## Your objective
Copy all lines below containing "text".

** START OF Information given **

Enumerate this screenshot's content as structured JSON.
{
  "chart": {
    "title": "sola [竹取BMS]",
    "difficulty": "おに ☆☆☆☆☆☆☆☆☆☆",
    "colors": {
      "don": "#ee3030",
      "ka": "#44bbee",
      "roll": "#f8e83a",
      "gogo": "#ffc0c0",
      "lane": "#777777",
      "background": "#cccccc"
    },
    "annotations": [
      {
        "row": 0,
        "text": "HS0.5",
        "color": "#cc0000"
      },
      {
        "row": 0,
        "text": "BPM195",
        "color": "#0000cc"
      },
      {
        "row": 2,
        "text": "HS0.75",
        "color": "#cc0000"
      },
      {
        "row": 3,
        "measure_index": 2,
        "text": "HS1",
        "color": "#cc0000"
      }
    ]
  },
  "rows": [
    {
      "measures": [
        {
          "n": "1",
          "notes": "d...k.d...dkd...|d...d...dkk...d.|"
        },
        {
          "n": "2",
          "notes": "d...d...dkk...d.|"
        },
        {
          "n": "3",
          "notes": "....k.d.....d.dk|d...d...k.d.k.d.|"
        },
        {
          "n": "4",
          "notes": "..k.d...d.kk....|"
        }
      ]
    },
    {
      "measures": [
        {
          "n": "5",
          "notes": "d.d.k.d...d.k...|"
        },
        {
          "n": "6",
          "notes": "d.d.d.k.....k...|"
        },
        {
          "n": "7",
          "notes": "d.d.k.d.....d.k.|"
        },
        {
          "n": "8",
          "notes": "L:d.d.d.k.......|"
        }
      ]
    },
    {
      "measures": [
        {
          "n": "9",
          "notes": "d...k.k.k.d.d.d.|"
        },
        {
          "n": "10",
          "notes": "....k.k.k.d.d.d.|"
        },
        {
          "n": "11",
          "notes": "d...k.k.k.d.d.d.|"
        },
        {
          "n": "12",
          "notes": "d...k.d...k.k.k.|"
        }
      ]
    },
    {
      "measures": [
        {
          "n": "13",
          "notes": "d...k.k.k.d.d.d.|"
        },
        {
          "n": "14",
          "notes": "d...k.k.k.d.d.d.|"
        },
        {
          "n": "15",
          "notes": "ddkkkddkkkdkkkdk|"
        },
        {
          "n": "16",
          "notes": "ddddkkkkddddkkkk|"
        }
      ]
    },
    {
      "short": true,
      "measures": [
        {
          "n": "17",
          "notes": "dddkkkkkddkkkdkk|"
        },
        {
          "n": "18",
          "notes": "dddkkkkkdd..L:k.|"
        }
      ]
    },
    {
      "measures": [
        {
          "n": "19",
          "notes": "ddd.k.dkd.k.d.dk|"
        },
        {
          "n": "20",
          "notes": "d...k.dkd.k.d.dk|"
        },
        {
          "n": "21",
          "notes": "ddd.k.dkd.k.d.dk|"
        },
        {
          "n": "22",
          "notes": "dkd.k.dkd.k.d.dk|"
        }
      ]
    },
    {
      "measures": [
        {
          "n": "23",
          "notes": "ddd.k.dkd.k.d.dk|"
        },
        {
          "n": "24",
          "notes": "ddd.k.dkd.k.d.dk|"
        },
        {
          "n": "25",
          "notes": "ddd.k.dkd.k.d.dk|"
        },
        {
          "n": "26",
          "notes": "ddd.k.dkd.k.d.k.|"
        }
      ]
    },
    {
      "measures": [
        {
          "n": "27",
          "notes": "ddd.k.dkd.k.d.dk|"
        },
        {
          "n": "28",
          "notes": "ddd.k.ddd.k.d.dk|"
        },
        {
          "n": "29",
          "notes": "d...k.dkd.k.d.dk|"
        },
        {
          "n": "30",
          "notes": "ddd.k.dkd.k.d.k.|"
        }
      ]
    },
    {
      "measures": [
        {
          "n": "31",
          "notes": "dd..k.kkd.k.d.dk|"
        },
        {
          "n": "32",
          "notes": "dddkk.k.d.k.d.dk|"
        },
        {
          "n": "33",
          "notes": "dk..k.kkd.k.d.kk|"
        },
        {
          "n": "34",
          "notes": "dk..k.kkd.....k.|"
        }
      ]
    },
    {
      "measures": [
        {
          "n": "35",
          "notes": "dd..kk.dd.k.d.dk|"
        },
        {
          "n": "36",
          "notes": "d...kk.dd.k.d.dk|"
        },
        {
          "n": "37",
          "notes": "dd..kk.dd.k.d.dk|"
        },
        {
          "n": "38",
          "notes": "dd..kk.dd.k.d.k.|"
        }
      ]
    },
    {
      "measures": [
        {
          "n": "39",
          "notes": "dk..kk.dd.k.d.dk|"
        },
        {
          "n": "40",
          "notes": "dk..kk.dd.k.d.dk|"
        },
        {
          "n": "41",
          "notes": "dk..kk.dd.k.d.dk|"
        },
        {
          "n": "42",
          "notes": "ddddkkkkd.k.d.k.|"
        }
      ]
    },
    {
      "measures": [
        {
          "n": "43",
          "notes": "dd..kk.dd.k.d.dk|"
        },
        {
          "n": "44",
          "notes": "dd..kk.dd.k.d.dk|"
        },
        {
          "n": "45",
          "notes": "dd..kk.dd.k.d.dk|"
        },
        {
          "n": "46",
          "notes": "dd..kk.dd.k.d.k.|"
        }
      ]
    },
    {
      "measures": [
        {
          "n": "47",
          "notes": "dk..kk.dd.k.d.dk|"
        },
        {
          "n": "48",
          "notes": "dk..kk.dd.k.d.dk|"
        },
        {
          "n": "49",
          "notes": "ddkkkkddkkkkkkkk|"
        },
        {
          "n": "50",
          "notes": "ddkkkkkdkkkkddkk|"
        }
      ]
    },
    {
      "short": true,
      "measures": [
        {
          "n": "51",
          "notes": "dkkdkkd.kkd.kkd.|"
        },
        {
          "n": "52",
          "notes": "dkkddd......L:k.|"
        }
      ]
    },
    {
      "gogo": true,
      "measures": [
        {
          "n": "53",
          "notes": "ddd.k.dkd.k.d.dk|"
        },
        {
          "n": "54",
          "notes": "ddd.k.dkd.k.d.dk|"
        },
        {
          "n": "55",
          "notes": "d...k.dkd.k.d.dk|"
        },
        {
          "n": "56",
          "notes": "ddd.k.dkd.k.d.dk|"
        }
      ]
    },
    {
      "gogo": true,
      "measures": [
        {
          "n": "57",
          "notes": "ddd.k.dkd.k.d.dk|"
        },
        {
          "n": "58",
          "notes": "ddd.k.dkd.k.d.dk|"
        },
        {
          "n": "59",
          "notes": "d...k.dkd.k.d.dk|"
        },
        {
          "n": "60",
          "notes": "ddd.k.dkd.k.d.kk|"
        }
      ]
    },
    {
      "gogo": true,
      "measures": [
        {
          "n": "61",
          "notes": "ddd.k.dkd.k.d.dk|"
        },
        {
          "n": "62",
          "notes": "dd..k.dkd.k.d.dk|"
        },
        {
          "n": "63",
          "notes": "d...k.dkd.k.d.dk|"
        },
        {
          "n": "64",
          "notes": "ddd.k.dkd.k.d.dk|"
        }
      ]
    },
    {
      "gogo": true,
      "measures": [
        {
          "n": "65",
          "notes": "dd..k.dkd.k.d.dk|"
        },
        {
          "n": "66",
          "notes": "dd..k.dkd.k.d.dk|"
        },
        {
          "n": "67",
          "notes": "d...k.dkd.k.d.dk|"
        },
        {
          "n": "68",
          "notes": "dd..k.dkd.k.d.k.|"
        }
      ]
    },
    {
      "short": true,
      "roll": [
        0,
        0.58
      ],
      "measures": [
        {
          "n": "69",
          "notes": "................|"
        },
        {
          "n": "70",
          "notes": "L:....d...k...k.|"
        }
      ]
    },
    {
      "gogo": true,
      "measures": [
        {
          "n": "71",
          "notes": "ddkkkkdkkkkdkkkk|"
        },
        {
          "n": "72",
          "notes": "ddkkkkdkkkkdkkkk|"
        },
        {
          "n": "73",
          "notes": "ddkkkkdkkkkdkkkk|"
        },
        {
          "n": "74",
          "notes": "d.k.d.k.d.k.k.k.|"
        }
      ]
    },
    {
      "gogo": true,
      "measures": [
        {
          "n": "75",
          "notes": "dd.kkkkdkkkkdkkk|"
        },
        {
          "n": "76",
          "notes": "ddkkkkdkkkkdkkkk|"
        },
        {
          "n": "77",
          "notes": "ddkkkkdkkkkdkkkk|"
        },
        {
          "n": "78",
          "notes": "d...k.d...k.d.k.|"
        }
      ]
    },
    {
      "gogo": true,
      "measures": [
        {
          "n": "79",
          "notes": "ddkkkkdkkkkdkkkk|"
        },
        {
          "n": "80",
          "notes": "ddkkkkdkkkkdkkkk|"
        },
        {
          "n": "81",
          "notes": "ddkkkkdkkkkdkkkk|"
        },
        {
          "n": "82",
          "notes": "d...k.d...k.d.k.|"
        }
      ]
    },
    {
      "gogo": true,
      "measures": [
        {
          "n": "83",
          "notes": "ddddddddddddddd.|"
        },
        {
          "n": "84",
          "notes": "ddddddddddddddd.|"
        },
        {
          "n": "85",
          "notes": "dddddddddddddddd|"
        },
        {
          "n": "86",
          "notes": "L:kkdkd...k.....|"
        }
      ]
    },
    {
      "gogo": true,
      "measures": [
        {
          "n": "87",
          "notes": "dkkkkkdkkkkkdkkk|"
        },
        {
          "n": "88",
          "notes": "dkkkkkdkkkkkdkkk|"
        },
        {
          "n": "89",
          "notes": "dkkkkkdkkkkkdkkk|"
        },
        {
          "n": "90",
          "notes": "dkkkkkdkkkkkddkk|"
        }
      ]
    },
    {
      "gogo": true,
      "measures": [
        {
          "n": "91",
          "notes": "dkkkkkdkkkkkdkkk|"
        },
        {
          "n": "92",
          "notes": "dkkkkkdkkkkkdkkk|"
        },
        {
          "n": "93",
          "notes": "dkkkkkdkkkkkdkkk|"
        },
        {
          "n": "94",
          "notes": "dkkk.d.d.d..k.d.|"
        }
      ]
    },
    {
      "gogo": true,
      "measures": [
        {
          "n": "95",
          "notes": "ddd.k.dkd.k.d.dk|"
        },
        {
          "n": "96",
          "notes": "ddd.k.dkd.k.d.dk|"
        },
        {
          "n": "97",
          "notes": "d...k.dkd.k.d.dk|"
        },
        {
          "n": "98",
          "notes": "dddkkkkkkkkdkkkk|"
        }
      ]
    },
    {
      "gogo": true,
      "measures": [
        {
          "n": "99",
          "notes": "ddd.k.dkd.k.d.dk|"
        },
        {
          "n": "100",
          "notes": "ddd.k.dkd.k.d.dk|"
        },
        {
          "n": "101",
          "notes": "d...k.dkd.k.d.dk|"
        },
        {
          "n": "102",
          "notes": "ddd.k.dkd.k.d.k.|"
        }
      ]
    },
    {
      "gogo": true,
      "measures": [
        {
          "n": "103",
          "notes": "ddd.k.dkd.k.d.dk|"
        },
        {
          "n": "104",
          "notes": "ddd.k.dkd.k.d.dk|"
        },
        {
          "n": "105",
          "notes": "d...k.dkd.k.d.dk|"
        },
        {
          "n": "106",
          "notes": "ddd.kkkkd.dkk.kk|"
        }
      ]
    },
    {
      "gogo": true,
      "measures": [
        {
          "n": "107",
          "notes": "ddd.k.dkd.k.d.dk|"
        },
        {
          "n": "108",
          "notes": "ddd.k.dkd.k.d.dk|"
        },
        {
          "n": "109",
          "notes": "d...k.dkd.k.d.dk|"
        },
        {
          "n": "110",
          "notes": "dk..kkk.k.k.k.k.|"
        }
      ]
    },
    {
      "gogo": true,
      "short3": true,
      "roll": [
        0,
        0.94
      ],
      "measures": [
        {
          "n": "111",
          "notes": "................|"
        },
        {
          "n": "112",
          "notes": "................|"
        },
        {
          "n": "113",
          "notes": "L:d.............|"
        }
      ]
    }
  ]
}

** END OF Information given **

## Response below
        "text": "HS0.5",
        "text": "BPM195",
        "text": "HS0.75",
        "text": "HS1",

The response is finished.